*Task description*:
Transcribe, word for word, the line containing "Serialize everything readable" and each line following it through the end of the listing below. Omit all other lines.

*Excerpted data*:

= = = =

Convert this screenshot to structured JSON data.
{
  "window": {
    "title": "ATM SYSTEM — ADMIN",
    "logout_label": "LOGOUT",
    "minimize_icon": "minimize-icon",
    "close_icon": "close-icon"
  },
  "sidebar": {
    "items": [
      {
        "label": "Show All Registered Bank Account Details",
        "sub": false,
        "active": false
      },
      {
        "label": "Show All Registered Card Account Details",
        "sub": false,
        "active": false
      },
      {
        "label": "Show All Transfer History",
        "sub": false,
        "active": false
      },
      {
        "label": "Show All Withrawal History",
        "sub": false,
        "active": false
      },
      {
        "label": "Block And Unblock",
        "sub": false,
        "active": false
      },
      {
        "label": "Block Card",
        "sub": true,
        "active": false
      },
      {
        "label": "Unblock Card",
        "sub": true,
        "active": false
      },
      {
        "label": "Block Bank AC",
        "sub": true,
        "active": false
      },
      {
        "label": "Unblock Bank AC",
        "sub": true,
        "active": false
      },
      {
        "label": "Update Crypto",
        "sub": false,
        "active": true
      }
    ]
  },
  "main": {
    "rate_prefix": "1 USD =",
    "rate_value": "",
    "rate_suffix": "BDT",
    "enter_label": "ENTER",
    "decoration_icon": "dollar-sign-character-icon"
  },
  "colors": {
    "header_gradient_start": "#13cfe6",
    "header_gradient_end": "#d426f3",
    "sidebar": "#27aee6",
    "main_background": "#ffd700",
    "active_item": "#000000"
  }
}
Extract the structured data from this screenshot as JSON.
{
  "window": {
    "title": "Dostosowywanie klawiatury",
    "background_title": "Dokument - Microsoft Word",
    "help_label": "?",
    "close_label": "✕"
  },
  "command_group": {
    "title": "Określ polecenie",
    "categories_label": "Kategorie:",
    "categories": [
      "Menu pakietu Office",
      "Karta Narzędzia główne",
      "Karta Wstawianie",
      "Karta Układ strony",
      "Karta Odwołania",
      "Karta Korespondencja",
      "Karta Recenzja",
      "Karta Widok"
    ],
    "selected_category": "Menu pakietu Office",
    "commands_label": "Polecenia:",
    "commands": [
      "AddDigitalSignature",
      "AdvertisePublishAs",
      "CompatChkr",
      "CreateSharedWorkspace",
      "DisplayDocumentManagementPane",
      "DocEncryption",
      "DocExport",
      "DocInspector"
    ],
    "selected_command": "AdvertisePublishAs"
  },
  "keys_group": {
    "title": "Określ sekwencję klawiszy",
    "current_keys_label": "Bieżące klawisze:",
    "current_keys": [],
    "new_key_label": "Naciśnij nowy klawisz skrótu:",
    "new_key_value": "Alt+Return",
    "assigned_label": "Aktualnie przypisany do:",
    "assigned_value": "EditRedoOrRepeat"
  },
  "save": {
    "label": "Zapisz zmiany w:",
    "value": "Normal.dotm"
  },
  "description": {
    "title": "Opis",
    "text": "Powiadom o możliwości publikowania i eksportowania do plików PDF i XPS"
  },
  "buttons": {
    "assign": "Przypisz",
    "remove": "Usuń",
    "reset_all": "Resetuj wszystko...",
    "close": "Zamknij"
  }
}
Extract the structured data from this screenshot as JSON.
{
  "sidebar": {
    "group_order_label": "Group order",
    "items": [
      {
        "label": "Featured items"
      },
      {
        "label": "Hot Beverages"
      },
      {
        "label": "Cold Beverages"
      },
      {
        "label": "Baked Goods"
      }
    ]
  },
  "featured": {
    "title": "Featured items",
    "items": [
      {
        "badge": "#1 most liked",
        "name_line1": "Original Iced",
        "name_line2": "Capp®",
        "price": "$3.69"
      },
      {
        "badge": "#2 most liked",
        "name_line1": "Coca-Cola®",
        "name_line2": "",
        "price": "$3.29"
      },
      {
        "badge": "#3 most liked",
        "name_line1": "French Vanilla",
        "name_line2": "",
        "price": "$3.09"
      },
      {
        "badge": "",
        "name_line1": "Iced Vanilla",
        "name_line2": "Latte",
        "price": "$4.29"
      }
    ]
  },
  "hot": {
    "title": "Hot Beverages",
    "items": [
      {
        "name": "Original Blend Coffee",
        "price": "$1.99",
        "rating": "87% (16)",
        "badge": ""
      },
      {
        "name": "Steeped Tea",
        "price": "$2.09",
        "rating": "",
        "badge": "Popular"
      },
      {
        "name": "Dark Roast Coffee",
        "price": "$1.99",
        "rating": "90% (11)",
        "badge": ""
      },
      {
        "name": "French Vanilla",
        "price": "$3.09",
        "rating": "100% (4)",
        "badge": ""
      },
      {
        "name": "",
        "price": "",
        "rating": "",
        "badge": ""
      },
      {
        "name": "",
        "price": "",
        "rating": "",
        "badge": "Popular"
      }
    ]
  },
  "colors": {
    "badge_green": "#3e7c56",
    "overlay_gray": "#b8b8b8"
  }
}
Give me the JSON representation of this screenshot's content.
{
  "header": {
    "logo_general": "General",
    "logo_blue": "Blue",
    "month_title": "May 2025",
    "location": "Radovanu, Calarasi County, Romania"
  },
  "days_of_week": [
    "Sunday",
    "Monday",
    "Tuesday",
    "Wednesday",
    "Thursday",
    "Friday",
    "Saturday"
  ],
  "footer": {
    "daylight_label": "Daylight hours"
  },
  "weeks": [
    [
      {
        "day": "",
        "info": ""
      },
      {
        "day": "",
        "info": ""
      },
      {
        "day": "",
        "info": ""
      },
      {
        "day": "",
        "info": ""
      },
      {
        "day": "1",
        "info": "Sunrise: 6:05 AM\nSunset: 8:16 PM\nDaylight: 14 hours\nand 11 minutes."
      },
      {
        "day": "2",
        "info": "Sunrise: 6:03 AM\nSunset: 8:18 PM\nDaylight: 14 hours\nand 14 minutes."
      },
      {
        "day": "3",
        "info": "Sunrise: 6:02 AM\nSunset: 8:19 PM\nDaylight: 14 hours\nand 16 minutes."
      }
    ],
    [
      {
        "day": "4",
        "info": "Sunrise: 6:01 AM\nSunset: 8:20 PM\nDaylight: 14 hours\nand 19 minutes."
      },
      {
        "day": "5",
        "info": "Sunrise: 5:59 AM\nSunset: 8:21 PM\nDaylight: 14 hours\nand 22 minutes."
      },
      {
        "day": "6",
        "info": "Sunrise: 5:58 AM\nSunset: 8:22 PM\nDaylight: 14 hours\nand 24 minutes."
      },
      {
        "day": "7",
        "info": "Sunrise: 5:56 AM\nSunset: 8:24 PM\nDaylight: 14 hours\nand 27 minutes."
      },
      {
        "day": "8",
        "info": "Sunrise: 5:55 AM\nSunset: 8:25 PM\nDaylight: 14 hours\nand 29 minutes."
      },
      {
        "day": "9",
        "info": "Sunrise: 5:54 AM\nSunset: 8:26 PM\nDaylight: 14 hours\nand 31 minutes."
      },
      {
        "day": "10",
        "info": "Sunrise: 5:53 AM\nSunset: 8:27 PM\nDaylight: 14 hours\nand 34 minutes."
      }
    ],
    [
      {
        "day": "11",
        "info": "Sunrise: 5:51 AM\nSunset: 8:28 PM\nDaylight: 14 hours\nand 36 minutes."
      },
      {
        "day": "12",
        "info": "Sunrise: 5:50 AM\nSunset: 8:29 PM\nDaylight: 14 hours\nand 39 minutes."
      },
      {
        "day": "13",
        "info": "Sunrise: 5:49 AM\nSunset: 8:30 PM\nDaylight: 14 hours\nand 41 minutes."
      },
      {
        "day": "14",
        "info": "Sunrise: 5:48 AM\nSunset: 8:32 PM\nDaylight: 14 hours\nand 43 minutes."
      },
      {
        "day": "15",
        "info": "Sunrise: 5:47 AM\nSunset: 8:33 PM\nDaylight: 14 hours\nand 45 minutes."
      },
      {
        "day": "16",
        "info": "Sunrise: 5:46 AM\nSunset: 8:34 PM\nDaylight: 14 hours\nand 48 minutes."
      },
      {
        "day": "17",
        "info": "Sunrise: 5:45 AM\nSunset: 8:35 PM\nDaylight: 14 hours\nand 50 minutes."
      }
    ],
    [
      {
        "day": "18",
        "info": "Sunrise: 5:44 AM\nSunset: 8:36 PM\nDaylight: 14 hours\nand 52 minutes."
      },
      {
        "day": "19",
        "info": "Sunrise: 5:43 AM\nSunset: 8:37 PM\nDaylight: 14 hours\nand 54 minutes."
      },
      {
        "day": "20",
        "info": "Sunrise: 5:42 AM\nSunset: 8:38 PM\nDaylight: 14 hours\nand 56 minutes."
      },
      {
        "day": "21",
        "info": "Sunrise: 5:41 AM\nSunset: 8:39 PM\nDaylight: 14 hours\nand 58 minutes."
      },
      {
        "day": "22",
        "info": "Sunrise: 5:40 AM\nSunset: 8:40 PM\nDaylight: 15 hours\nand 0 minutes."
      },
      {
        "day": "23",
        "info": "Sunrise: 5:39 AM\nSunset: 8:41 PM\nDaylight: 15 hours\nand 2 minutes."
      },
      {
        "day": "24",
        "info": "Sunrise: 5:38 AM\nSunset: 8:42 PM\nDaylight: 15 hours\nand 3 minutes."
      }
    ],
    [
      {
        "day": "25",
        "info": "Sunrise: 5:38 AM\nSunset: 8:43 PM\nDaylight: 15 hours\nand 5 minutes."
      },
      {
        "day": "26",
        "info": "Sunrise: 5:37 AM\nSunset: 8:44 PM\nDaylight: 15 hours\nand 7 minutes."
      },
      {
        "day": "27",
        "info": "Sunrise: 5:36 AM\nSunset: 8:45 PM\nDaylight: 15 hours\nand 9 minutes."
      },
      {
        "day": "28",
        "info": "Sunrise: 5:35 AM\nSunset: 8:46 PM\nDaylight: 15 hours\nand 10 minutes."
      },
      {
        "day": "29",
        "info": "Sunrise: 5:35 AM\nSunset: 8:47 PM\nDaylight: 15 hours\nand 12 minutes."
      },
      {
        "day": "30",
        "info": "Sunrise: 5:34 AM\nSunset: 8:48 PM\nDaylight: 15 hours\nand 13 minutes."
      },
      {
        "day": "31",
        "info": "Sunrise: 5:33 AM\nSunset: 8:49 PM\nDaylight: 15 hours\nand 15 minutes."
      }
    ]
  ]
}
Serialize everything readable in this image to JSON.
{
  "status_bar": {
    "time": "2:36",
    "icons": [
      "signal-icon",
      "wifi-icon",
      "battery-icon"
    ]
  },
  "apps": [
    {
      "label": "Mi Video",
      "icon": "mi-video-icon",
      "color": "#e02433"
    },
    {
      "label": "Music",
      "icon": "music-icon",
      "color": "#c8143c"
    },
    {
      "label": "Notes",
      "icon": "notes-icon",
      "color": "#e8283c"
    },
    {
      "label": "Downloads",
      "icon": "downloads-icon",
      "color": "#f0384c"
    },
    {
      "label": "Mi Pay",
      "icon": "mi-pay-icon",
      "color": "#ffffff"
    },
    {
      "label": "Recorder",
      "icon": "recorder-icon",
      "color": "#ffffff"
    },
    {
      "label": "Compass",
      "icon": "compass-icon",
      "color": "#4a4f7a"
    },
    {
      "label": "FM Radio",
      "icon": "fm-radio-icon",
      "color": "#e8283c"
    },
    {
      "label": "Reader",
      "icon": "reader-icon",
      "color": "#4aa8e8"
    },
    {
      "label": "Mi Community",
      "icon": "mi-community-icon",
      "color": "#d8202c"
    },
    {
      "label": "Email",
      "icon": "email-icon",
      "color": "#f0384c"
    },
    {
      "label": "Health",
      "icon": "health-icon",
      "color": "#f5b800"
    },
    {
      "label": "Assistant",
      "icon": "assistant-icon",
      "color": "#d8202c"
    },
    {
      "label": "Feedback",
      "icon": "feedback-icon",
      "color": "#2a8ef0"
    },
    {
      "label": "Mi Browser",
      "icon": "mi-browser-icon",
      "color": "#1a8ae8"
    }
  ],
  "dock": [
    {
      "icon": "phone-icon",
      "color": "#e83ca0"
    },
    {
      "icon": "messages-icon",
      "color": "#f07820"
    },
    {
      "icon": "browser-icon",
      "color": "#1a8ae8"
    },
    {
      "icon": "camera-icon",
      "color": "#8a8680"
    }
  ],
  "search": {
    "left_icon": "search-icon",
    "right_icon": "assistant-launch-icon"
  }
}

= = = =

*Answer to this exercise*:
Serialize everything readable in this image to JSON.
{
  "status_bar": {
    "time": "2:36",
    "icons": [
      "signal-icon",
      "wifi-icon",
      "battery-icon"
    ]
  },
  "apps": [
    {
      "label": "Mi Video",
      "icon": "mi-video-icon",
      "color": "#e02433"
    },
    {
      "label": "Music",
      "icon": "music-icon",
      "color": "#c8143c"
    },
    {
      "label": "Notes",
      "icon": "notes-icon",
      "color": "#e8283c"
    },
    {
      "label": "Downloads",
      "icon": "downloads-icon",
      "color": "#f0384c"
    },
    {
      "label": "Mi Pay",
      "icon": "mi-pay-icon",
      "color": "#ffffff"
    },
    {
      "label": "Recorder",
      "icon": "recorder-icon",
      "color": "#ffffff"
    },
    {
      "label": "Compass",
      "icon": "compass-icon",
      "color": "#4a4f7a"
    },
    {
      "label": "FM Radio",
      "icon": "fm-radio-icon",
      "color": "#e8283c"
    },
    {
      "label": "Reader",
      "icon": "reader-icon",
      "color": "#4aa8e8"
    },
    {
      "label": "Mi Community",
      "icon": "mi-community-icon",
      "color": "#d8202c"
    },
    {
      "label": "Email",
      "icon": "email-icon",
      "color": "#f0384c"
    },
    {
      "label": "Health",
      "icon": "health-icon",
      "color": "#f5b800"
    },
    {
      "label": "Assistant",
      "icon": "assistant-icon",
      "color": "#d8202c"
    },
    {
      "label": "Feedback",
      "icon": "feedback-icon",
      "color": "#2a8ef0"
    },
    {
      "label": "Mi Browser",
      "icon": "mi-browser-icon",
      "color": "#1a8ae8"
    }
  ],
  "dock": [
    {
      "icon": "phone-icon",
      "color": "#e83ca0"
    },
    {
      "icon": "messages-icon",
      "color": "#f07820"
    },
    {
      "icon": "browser-icon",
      "color": "#1a8ae8"
    },
    {
      "icon": "camera-icon",
      "color": "#8a8680"
    }
  ],
  "search": {
    "left_icon": "search-icon",
    "right_icon": "assistant-launch-icon"
  }
}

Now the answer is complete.